Dataset records on visual material:
-=-=-
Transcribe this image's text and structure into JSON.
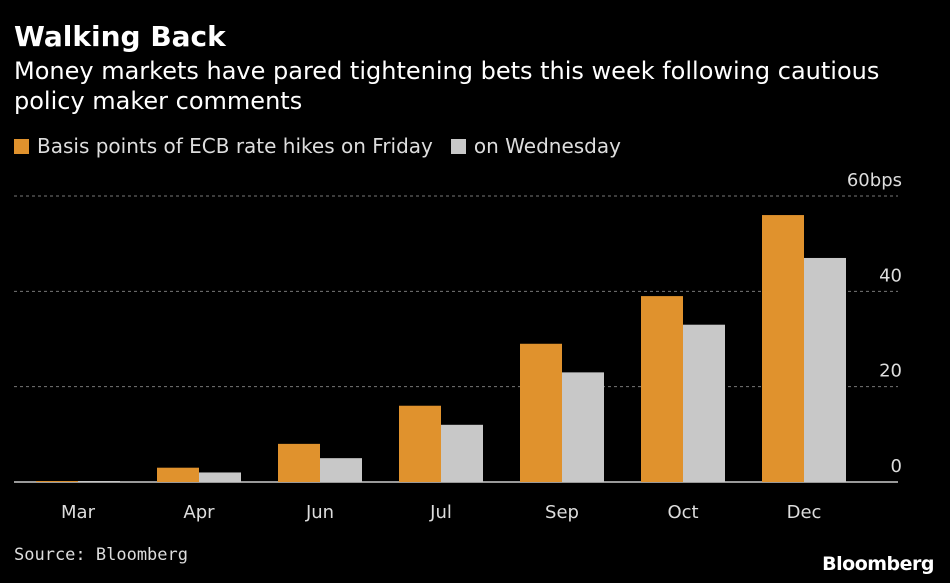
{
  "title": "Walking Back",
  "subtitle": "Money markets have pared tightening bets this week following cautious policy maker comments",
  "source": "Source: Bloomberg",
  "brand": "Bloomberg",
  "colors": {
    "friday": "#e0922d",
    "wednesday": "#c8c8c8",
    "background": "#000000",
    "grid": "#777777"
  },
  "chart_data": {
    "type": "bar",
    "categories": [
      "Mar",
      "Apr",
      "Jun",
      "Jul",
      "Sep",
      "Oct",
      "Dec"
    ],
    "series": [
      {
        "name": "Basis points of ECB rate hikes on Friday",
        "values": [
          0.2,
          3,
          8,
          16,
          29,
          39,
          56
        ]
      },
      {
        "name": "on Wednesday",
        "values": [
          0.2,
          2,
          5,
          12,
          23,
          33,
          47
        ]
      }
    ],
    "ytick_labels": [
      "0",
      "20",
      "40",
      "60bps"
    ],
    "yticks": [
      0,
      20,
      40,
      60
    ],
    "ylim": [
      0,
      60
    ],
    "grid": true,
    "legend": "top-left"
  }
}
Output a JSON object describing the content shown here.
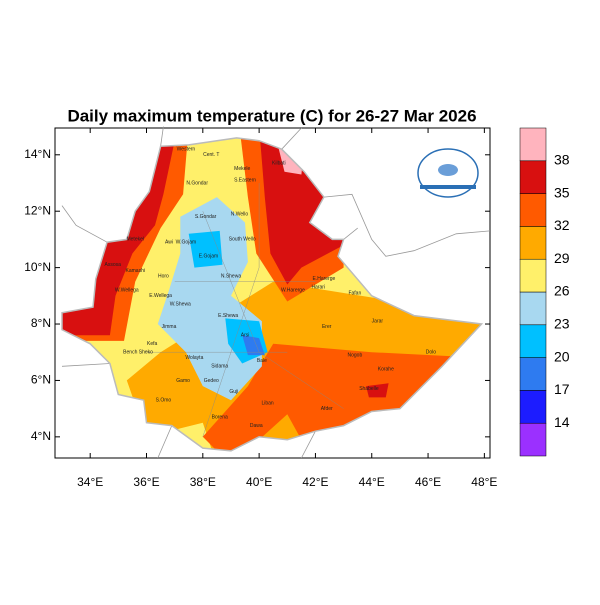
{
  "title": "Daily maximum temperature (C) for 26-27 Mar 2026",
  "map": {
    "xlim": [
      32.75,
      48.2
    ],
    "ylim": [
      3.25,
      14.95
    ],
    "xticks": [
      {
        "value": 34,
        "label": "34°E"
      },
      {
        "value": 36,
        "label": "36°E"
      },
      {
        "value": 38,
        "label": "38°E"
      },
      {
        "value": 40,
        "label": "40°E"
      },
      {
        "value": 42,
        "label": "42°E"
      },
      {
        "value": 44,
        "label": "44°E"
      },
      {
        "value": 46,
        "label": "46°E"
      },
      {
        "value": 48,
        "label": "48°E"
      }
    ],
    "yticks": [
      {
        "value": 4,
        "label": "4°N"
      },
      {
        "value": 6,
        "label": "6°N"
      },
      {
        "value": 8,
        "label": "8°N"
      },
      {
        "value": 10,
        "label": "10°N"
      },
      {
        "value": 12,
        "label": "12°N"
      },
      {
        "value": 14,
        "label": "14°N"
      }
    ],
    "zones": [
      "Western",
      "Cent. T",
      "Mekele",
      "S.Eastern",
      "N.Gondar",
      "Kilbati",
      "S.Gondar",
      "N.Wello",
      "Metekel",
      "Awi",
      "W.Gojam",
      "South Wello",
      "E.Gojam",
      "Assosa",
      "Kamashi",
      "Horo",
      "W.Wellega",
      "E.Wellega",
      "W.Shewa",
      "N.Shewa",
      "Jimma",
      "Bench Sheko",
      "Kefa",
      "Sidama",
      "Gedeo",
      "Borena",
      "Liban",
      "Afder",
      "Dawa",
      "Shabelle",
      "Korahe",
      "Nogob",
      "Dolo",
      "Jarar",
      "Erer",
      "Fafan",
      "Harari",
      "E.Harerge",
      "W.Harerge",
      "Bale",
      "Arsi",
      "E.Shewa",
      "Guji",
      "S.Omo",
      "Gamo",
      "Wolayta"
    ]
  },
  "colorbar": {
    "levels": [
      14,
      17,
      20,
      23,
      26,
      29,
      32,
      35,
      38
    ],
    "colors": [
      "#9b30ff",
      "#1c1cff",
      "#2e7bf0",
      "#00c0ff",
      "#a8d8f0",
      "#fff06a",
      "#ffaa00",
      "#ff5a00",
      "#d81010",
      "#ffb4be"
    ]
  }
}
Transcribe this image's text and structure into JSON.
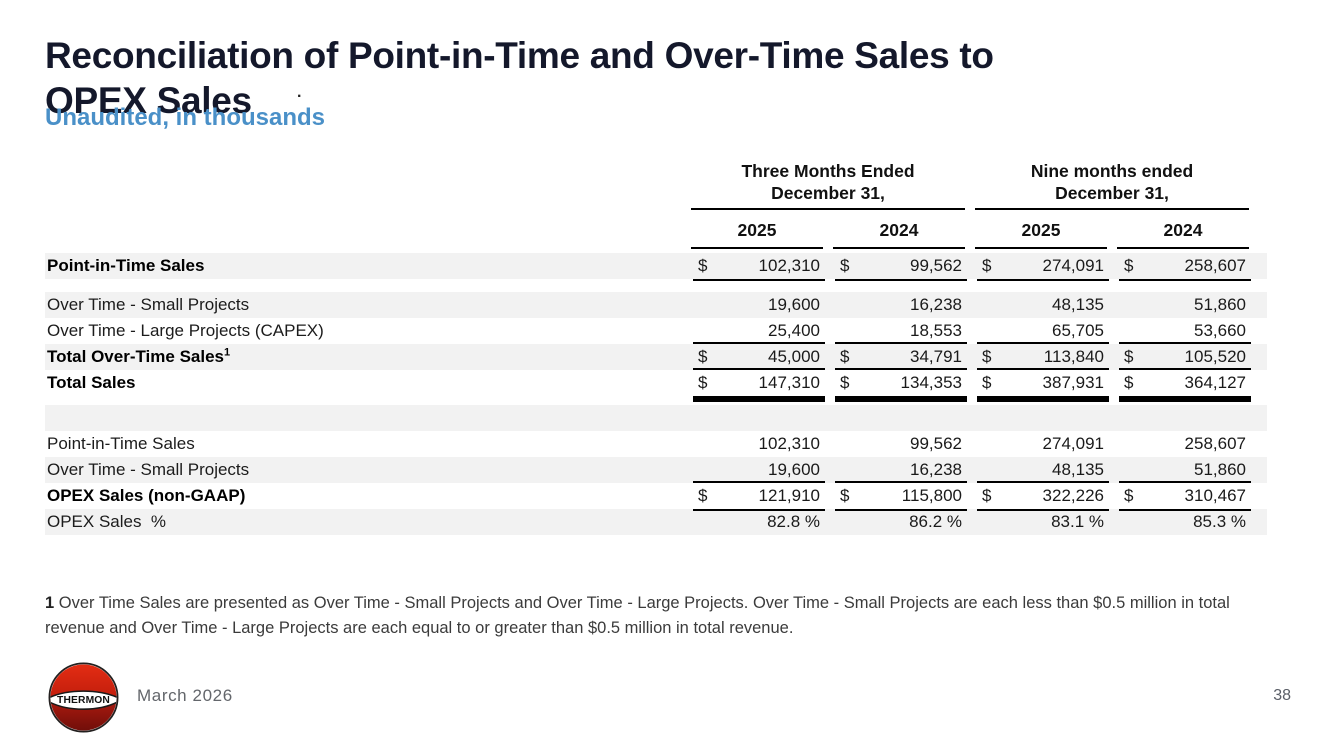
{
  "page": {
    "title_lines": [
      "Reconciliation of Point-in-Time and Over-Time Sales to",
      "OPEX Sales"
    ],
    "stray_dot": ".",
    "subtitle": "Unaudited, in thousands"
  },
  "table": {
    "groups": [
      {
        "line1": "Three Months Ended",
        "line2": "December 31,"
      },
      {
        "line1": "Nine months ended",
        "line2": "December 31,"
      }
    ],
    "year_headers": [
      "2025",
      "2024",
      "2025",
      "2024"
    ],
    "rows": [
      {
        "label": "Point-in-Time Sales",
        "bold": true,
        "shaded": true,
        "dollar": true,
        "values": [
          "102,310",
          "99,562",
          "274,091",
          "258,607"
        ],
        "rule_bottom": "single"
      },
      {
        "spacer": 13
      },
      {
        "label": "Over Time - Small Projects",
        "shaded": true,
        "values": [
          "19,600",
          "16,238",
          "48,135",
          "51,860"
        ]
      },
      {
        "label": "Over Time - Large Projects (CAPEX)",
        "values": [
          "25,400",
          "18,553",
          "65,705",
          "53,660"
        ]
      },
      {
        "label": "Total Over-Time Sales",
        "sup": "1",
        "bold": true,
        "shaded": true,
        "dollar": true,
        "values": [
          "45,000",
          "34,791",
          "113,840",
          "105,520"
        ],
        "rule_top": true
      },
      {
        "label": "Total Sales",
        "bold": true,
        "dollar": true,
        "values": [
          "147,310",
          "134,353",
          "387,931",
          "364,127"
        ],
        "rule_top": true,
        "rule_bottom": "double"
      },
      {
        "spacer": 9
      },
      {
        "blank": true,
        "shaded": true
      },
      {
        "label": "Point-in-Time Sales",
        "values": [
          "102,310",
          "99,562",
          "274,091",
          "258,607"
        ]
      },
      {
        "label": "Over Time - Small Projects",
        "shaded": true,
        "values": [
          "19,600",
          "16,238",
          "48,135",
          "51,860"
        ]
      },
      {
        "label": "OPEX Sales (non-GAAP)",
        "bold": true,
        "dollar": true,
        "values": [
          "121,910",
          "115,800",
          "322,226",
          "310,467"
        ],
        "rule_top": true,
        "rule_bottom": "single"
      },
      {
        "label": "OPEX Sales  %",
        "shaded": true,
        "suffix": " %",
        "values": [
          "82.8",
          "86.2",
          "83.1",
          "85.3"
        ]
      }
    ]
  },
  "footnote": {
    "marker": "1",
    "text": "Over Time Sales are presented as Over Time - Small Projects and Over Time - Large Projects. Over Time - Small Projects are each less than $0.5 million in total revenue and Over Time - Large Projects are each equal to or greater than $0.5 million in total revenue."
  },
  "footer": {
    "logo_text": "THERMON",
    "date": "March 2026",
    "page_number": "38"
  },
  "colors": {
    "title_navy": "#14182b",
    "accent_blue": "#4a90c8",
    "band_gray": "#f2f2f2",
    "rule_black": "#000000",
    "logo_red_top": "#da2711",
    "logo_red_bottom": "#6f0e09",
    "footer_gray": "#63666b"
  }
}
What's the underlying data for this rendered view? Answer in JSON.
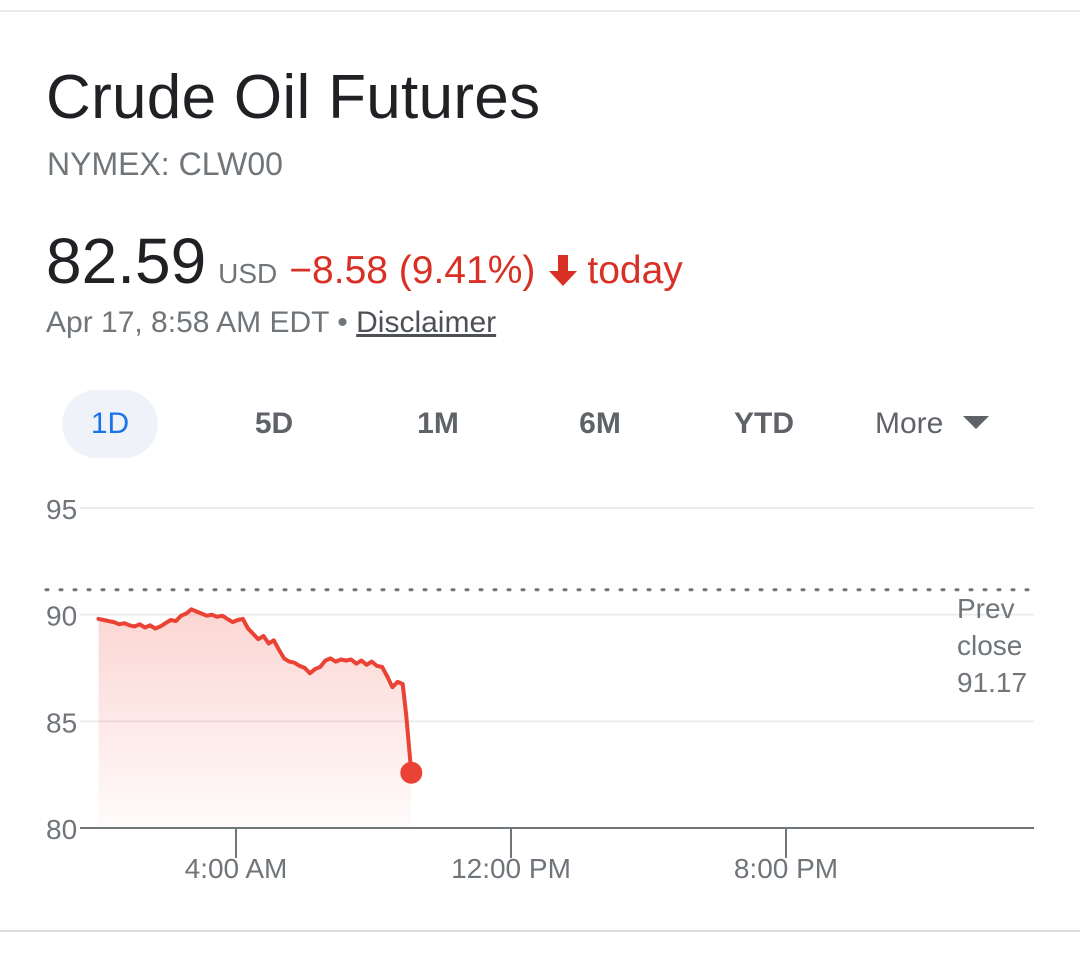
{
  "header": {
    "title": "Crude Oil Futures",
    "ticker": "NYMEX: CLW00"
  },
  "quote": {
    "price": "82.59",
    "currency": "USD",
    "change": "−8.58 (9.41%)",
    "direction_icon": "arrow-down-icon",
    "period": "today",
    "timestamp": "Apr 17, 8:58 AM EDT",
    "separator": "•",
    "disclaimer": "Disclaimer"
  },
  "tabs": [
    {
      "label": "1D",
      "selected": true
    },
    {
      "label": "5D",
      "selected": false
    },
    {
      "label": "1M",
      "selected": false
    },
    {
      "label": "6M",
      "selected": false
    },
    {
      "label": "YTD",
      "selected": false
    },
    {
      "label": "More",
      "selected": false
    }
  ],
  "colors": {
    "negative": "#d93025",
    "accent": "#1a73e8",
    "selected_tab_bg": "#eff3f9",
    "text_primary": "#202124",
    "text_secondary": "#70757a"
  },
  "chart_data": {
    "type": "area",
    "y_ticks": [
      "95",
      "90",
      "85",
      "80"
    ],
    "ylim": [
      80,
      95
    ],
    "x_ticks": [
      "4:00 AM",
      "12:00 PM",
      "8:00 PM"
    ],
    "x_tick_hours": [
      4,
      12,
      20
    ],
    "xlim_hours": [
      -0.5,
      27.2
    ],
    "prev_close": {
      "label_line1": "Prev",
      "label_line2": "close",
      "value": "91.17",
      "level": 91.17
    },
    "grid": true,
    "series": [
      {
        "color": "#ea4335",
        "x_hours": [
          0,
          0.15,
          0.3,
          0.45,
          0.6,
          0.75,
          0.9,
          1.05,
          1.2,
          1.35,
          1.5,
          1.65,
          1.8,
          1.95,
          2.1,
          2.25,
          2.4,
          2.55,
          2.7,
          2.85,
          3.0,
          3.15,
          3.3,
          3.45,
          3.6,
          3.75,
          3.9,
          4.05,
          4.2,
          4.35,
          4.5,
          4.65,
          4.8,
          4.95,
          5.1,
          5.25,
          5.4,
          5.55,
          5.7,
          5.85,
          6.0,
          6.15,
          6.3,
          6.45,
          6.6,
          6.75,
          6.9,
          7.05,
          7.2,
          7.35,
          7.5,
          7.65,
          7.8,
          7.95,
          8.1,
          8.25,
          8.4,
          8.55,
          8.7,
          8.85,
          8.95,
          9.1
        ],
        "values": [
          89.8,
          89.75,
          89.7,
          89.65,
          89.55,
          89.6,
          89.5,
          89.45,
          89.55,
          89.4,
          89.5,
          89.35,
          89.45,
          89.6,
          89.75,
          89.7,
          89.95,
          90.05,
          90.25,
          90.15,
          90.05,
          89.95,
          90.0,
          89.9,
          89.95,
          89.8,
          89.65,
          89.75,
          89.8,
          89.35,
          89.1,
          88.85,
          89.0,
          88.65,
          88.8,
          88.35,
          87.95,
          87.8,
          87.75,
          87.6,
          87.5,
          87.25,
          87.45,
          87.55,
          87.85,
          87.95,
          87.8,
          87.9,
          87.85,
          87.9,
          87.7,
          87.85,
          87.65,
          87.8,
          87.6,
          87.55,
          87.1,
          86.6,
          86.85,
          86.75,
          85.3,
          82.59
        ]
      }
    ],
    "last_value": 82.59
  }
}
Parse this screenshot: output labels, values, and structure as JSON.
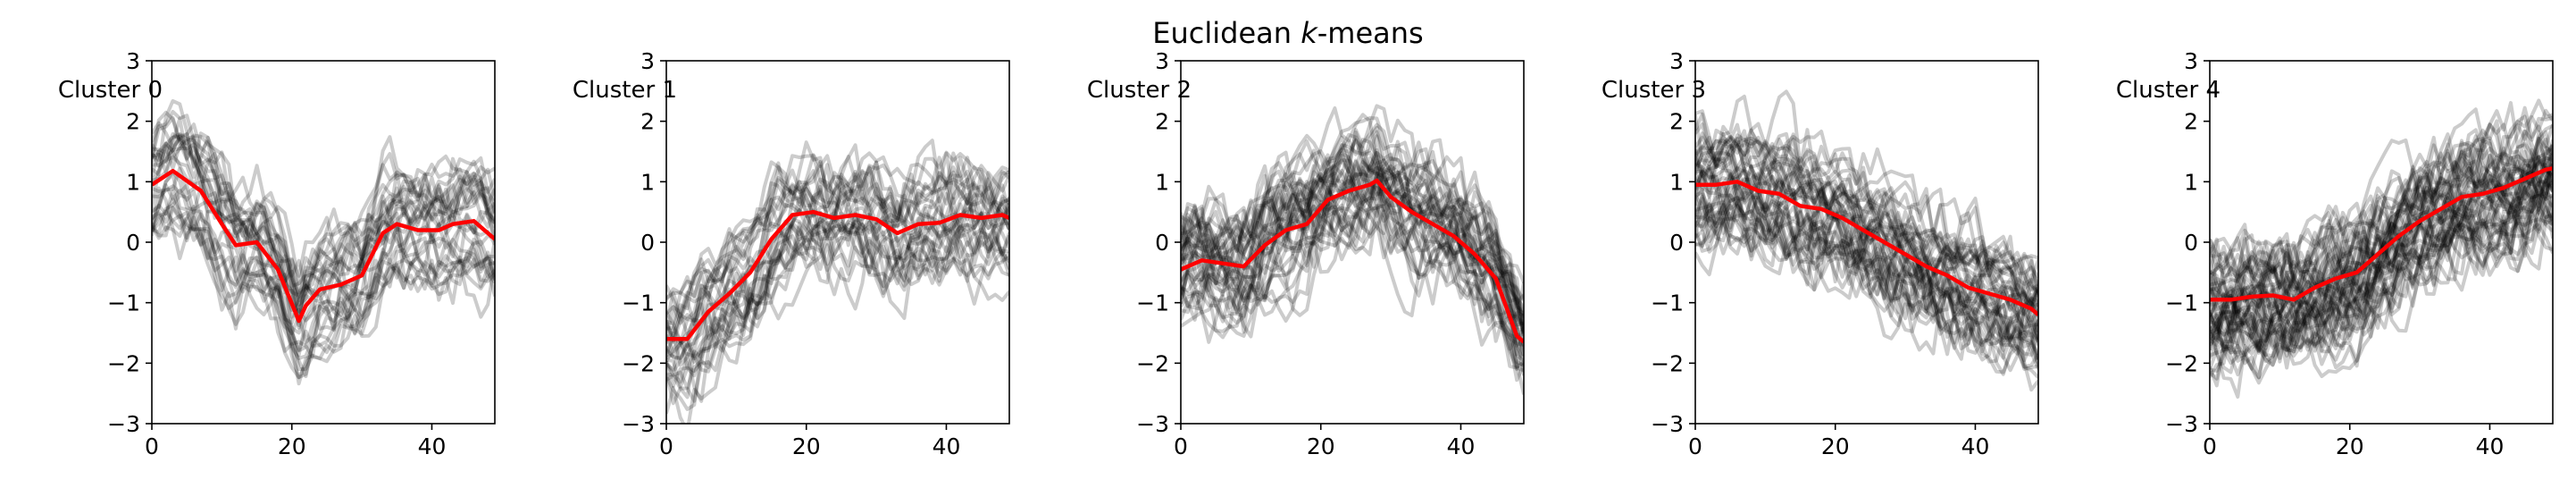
-=-=-
Reproduce each line from the records that contains the word "Bloomberg".

Task response -
  "source": "Source: Bloomberg",
  "brand": "Bloomberg",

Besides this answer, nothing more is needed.